→ TEXT SHOWN:
··········

The first one is disinformation and misinformation, especially the kinds piloted from Russia. The latter has perfected the art of fragmentation weaponisation in all its forms, including on the information and policy debate. Its tactics are both diffuse – via social media and digitalisation – and direct – co-opting and/or influencing political actors in Europe to serve its own interests.
The second one is Europe’s own geopolitical blindspots, lack of foresight and, therefore, lack of strategic communication to European citizens. As opposed to what [European Commission] president [Ursula] von der Leyen said, the world is not going through a series of “crises”, which require weathering through. The world is in a state of biospheric, economic and power transitions, which require adaptation and transformation. Europe did not anticipate the paradigm shifts which are now unfolding. Political extremes are, however, riding the wave of this lack of anticipation to come to power and cement a more protectionist approach. The latter will break trust that Europe needs to deliver legally-binding climate action, and more largely, that Europe needs to exist.
Underpinning election-related risks is inflation. 2023 was indeed a record-breaking year from a climate perspective. Global temperature average overshot past the 1.5C threshold compared to pre-industrial levels on a few occasions. Marine and pole temperatures broke records that indicate tipping points may activate sooner than later. El Nino contributed to dramatic impacts on various forms of agriculture. These global trends may seem abstract, but they indicate that the world is indeed headed towards more impactful forms of “natural” hazards – which translate in economic shocks at various levels – combined with more structural forms of scarcity and shortages, particularly with regards to water and food.
These combined dynamic forms of economic stress will have different effects: disruption of agricultural and industrial, energy sources and trade passage points; inflation levels will remain a growing concern in the global economic system. This will have direct purchasing power impacts on vulnerable populations in all countries alike, with potential for active breakdown of social contracts in some countries, and change in political tides in others – including pushing a swell of radical parties in Europe. On a more macro-economic level, it will keep straining relationships between countries of the global north and global south, with detrimental effects on debt-relief conversations. Yet, the latter are absolutely crucial to enhance global adaptation and [emissions] mitigation capacity.

··········

→ GOALS:
**a)** In the passage on Europe's political and climate risks, what is said to underpin election-related risks?
**b)** Extend the passage on Europe's political and climate risks, beginning right after its final sentence.

Excerpts from a layout annotation set
··········

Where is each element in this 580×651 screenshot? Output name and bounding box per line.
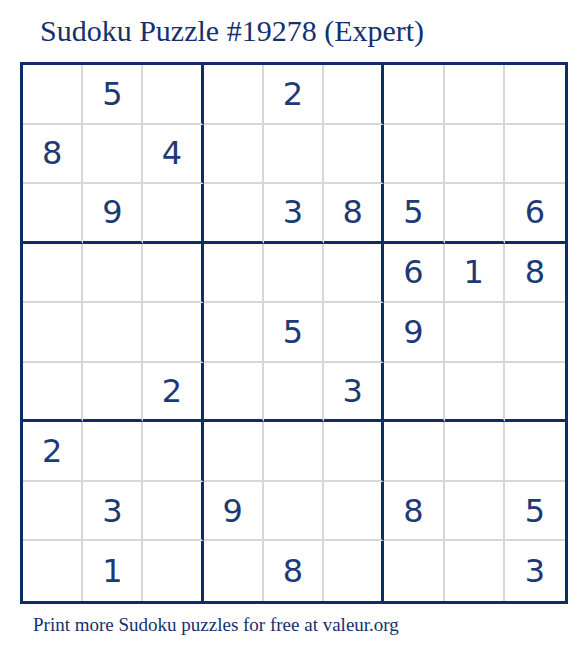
sudoku-cell[interactable]: 5 <box>83 65 143 125</box>
cell-value: 9 <box>403 316 423 348</box>
sudoku-cell[interactable] <box>204 363 264 423</box>
sudoku-cell[interactable]: 1 <box>445 244 505 304</box>
cell-value: 8 <box>403 495 423 527</box>
cell-value: 6 <box>525 196 545 228</box>
sudoku-cell[interactable]: 3 <box>264 184 324 244</box>
sudoku-cell[interactable]: 2 <box>264 65 324 125</box>
sudoku-cell[interactable] <box>23 303 83 363</box>
cell-value: 1 <box>463 256 483 288</box>
sudoku-cell[interactable] <box>83 422 143 482</box>
sudoku-cell[interactable] <box>143 65 203 125</box>
sudoku-cell[interactable] <box>384 65 444 125</box>
sudoku-cell[interactable]: 8 <box>505 244 565 304</box>
sudoku-cell[interactable] <box>83 363 143 423</box>
sudoku-cell[interactable]: 8 <box>264 541 324 601</box>
sudoku-cell[interactable] <box>143 541 203 601</box>
sudoku-cell[interactable] <box>23 184 83 244</box>
sudoku-cell[interactable] <box>264 482 324 542</box>
sudoku-cell[interactable]: 3 <box>83 482 143 542</box>
sudoku-cell[interactable] <box>505 363 565 423</box>
sudoku-cell[interactable]: 2 <box>143 363 203 423</box>
footer-text: Print more Sudoku puzzles for free at va… <box>33 614 399 636</box>
sudoku-cell[interactable]: 6 <box>384 244 444 304</box>
sudoku-cell[interactable] <box>23 482 83 542</box>
cell-value: 3 <box>102 495 122 527</box>
sudoku-cell[interactable]: 8 <box>23 125 83 185</box>
sudoku-cell[interactable]: 9 <box>384 303 444 363</box>
sudoku-cell[interactable]: 8 <box>384 482 444 542</box>
cell-value: 8 <box>283 555 303 587</box>
sudoku-cell[interactable] <box>324 65 384 125</box>
sudoku-cell[interactable] <box>445 541 505 601</box>
sudoku-cell[interactable] <box>143 244 203 304</box>
sudoku-cell[interactable] <box>23 541 83 601</box>
cell-value: 8 <box>525 256 545 288</box>
sudoku-cell[interactable] <box>445 422 505 482</box>
cell-value: 6 <box>403 256 423 288</box>
cell-value: 3 <box>283 196 303 228</box>
sudoku-cell[interactable]: 9 <box>204 482 264 542</box>
sudoku-cell[interactable] <box>324 244 384 304</box>
sudoku-cell[interactable] <box>505 65 565 125</box>
page: Sudoku Puzzle #19278 (Expert) 5284938566… <box>0 0 580 651</box>
sudoku-cell[interactable] <box>264 125 324 185</box>
puzzle-title: Sudoku Puzzle #19278 (Expert) <box>40 12 424 50</box>
sudoku-cell[interactable]: 3 <box>505 541 565 601</box>
cell-value: 2 <box>162 375 182 407</box>
sudoku-cell[interactable] <box>23 65 83 125</box>
sudoku-cell[interactable] <box>505 422 565 482</box>
cell-value: 4 <box>162 137 182 169</box>
sudoku-cell[interactable] <box>204 65 264 125</box>
cell-value: 5 <box>403 196 423 228</box>
sudoku-cell[interactable] <box>324 541 384 601</box>
cell-value: 5 <box>525 495 545 527</box>
sudoku-cell[interactable] <box>324 482 384 542</box>
sudoku-cell[interactable] <box>384 541 444 601</box>
sudoku-cell[interactable] <box>204 184 264 244</box>
sudoku-cell[interactable]: 1 <box>83 541 143 601</box>
cell-value: 2 <box>42 435 62 467</box>
sudoku-board: 528493856618592323985183 <box>20 62 568 604</box>
sudoku-cell[interactable] <box>445 65 505 125</box>
sudoku-cell[interactable]: 3 <box>324 363 384 423</box>
sudoku-cell[interactable] <box>204 422 264 482</box>
cell-value: 5 <box>283 316 303 348</box>
sudoku-cell[interactable] <box>324 125 384 185</box>
sudoku-cell[interactable] <box>384 422 444 482</box>
sudoku-cell[interactable] <box>505 303 565 363</box>
sudoku-cell[interactable]: 5 <box>384 184 444 244</box>
sudoku-cell[interactable] <box>23 363 83 423</box>
sudoku-cell[interactable] <box>505 125 565 185</box>
cell-value: 8 <box>42 137 62 169</box>
sudoku-cell[interactable] <box>143 184 203 244</box>
cell-value: 3 <box>525 555 545 587</box>
sudoku-cell[interactable] <box>384 363 444 423</box>
sudoku-cell[interactable]: 6 <box>505 184 565 244</box>
cell-value: 1 <box>102 555 122 587</box>
sudoku-cell[interactable] <box>264 363 324 423</box>
sudoku-cell[interactable] <box>324 303 384 363</box>
sudoku-cell[interactable] <box>264 244 324 304</box>
cell-value: 5 <box>102 78 122 110</box>
sudoku-cell[interactable] <box>83 244 143 304</box>
sudoku-cell[interactable] <box>445 303 505 363</box>
sudoku-cell[interactable] <box>83 303 143 363</box>
sudoku-cell[interactable] <box>204 541 264 601</box>
cell-value: 3 <box>343 375 363 407</box>
sudoku-cell[interactable] <box>143 482 203 542</box>
sudoku-cell[interactable] <box>445 184 505 244</box>
sudoku-cell[interactable] <box>445 363 505 423</box>
sudoku-cell[interactable] <box>384 125 444 185</box>
sudoku-cell[interactable]: 9 <box>83 184 143 244</box>
sudoku-cell[interactable]: 2 <box>23 422 83 482</box>
cell-value: 9 <box>223 495 243 527</box>
sudoku-cell[interactable] <box>264 422 324 482</box>
sudoku-cell[interactable] <box>204 244 264 304</box>
sudoku-cell[interactable] <box>445 125 505 185</box>
sudoku-cell[interactable] <box>324 422 384 482</box>
sudoku-cell[interactable] <box>83 125 143 185</box>
sudoku-cell[interactable] <box>23 244 83 304</box>
sudoku-cell[interactable]: 5 <box>505 482 565 542</box>
cell-value: 8 <box>343 196 363 228</box>
sudoku-cell[interactable] <box>143 422 203 482</box>
sudoku-cell[interactable] <box>143 303 203 363</box>
cell-value: 9 <box>102 196 122 228</box>
sudoku-cell[interactable]: 4 <box>143 125 203 185</box>
sudoku-cell[interactable]: 5 <box>264 303 324 363</box>
sudoku-cell[interactable]: 8 <box>324 184 384 244</box>
sudoku-cell[interactable] <box>204 125 264 185</box>
sudoku-cell[interactable] <box>445 482 505 542</box>
cell-value: 2 <box>283 78 303 110</box>
sudoku-cell[interactable] <box>204 303 264 363</box>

··········

→ RESULTS OF THE TASKS:
**a)** Inflation.

**b)**
All of these structural and dynamic risks lead to grievances ripe for an economic, political and/or geo-politicised backlash against or away from climate action. Considering that we’re in the pivot years towards a world past the 1.5C threshold, to say that this would be disastrous is an understatement.
Faten Aggad
CEO
African Future Policies Hub
All eyes are on the US presidential election and what [candidate Donald] Trump will do.
From an African perspective, the key challenge is that the geopolitical tension between China and the US/EU will be used as an excuse this year to argue for a limited increase in climate finance. We are likely to see this play out during COP29 [in Baku] when the discussion on the new financing goal is due to be discussed – [including the] insistence of western countries on a contributor base that includes China – as well as the replenishment of the International Development Association (IDA).
The insistence on financing through specific frameworks – rather than net flows to developing countries – is not constructive and risks poisoning discussions around international commitments for climate finance.
While it is clear that the quantum needs to be increased and that contributions need to come from all high polluters, any attempts to capture the discussion by adding these geopolitical tensions will be seen as a lack of commitment by developing countries. Understandably, these countries can only commit to decarbonisation – and to more ambitious NDCs next year – if they have a sense that there is serious consideration for their argument on financial flows.
Also, internationally, the major risk is emission increase due to the issues on the Red Sea shipping route (estimated at [being an increase in emissions up to] 11%), as well as announced increase in weapon manufacturing due to increased demands. Considering that the defence sector estimated carbon footprint stands at 5.5% of global emissions, this is concerning.
Jennie King
Director of climate research and policy
Institute for Strategic Dialogue
It’s generally assumed that mis- and disinformation in this space has a clear policy goal: weaken the public mandate for action, slow down the legislative process and, ultimately, maintain the status quo of the carbon economy. By confusing the public, actors can delay progress and prevent us from achieving a sustainable, decarbonised future.
That remains true in many cases, but I think there is a bigger or parallel game at play: climate issues are also being used as a gateway to undermine democratic life and norms. Nowadays, the aim of much content is not just to delay net-zero, but rather weaken trust in political systems and institutions writ large. Framing climate action as an elite conspiracy or inherently undemocratic, and feeding into wider anti-establishment sentiment, has proven very successful.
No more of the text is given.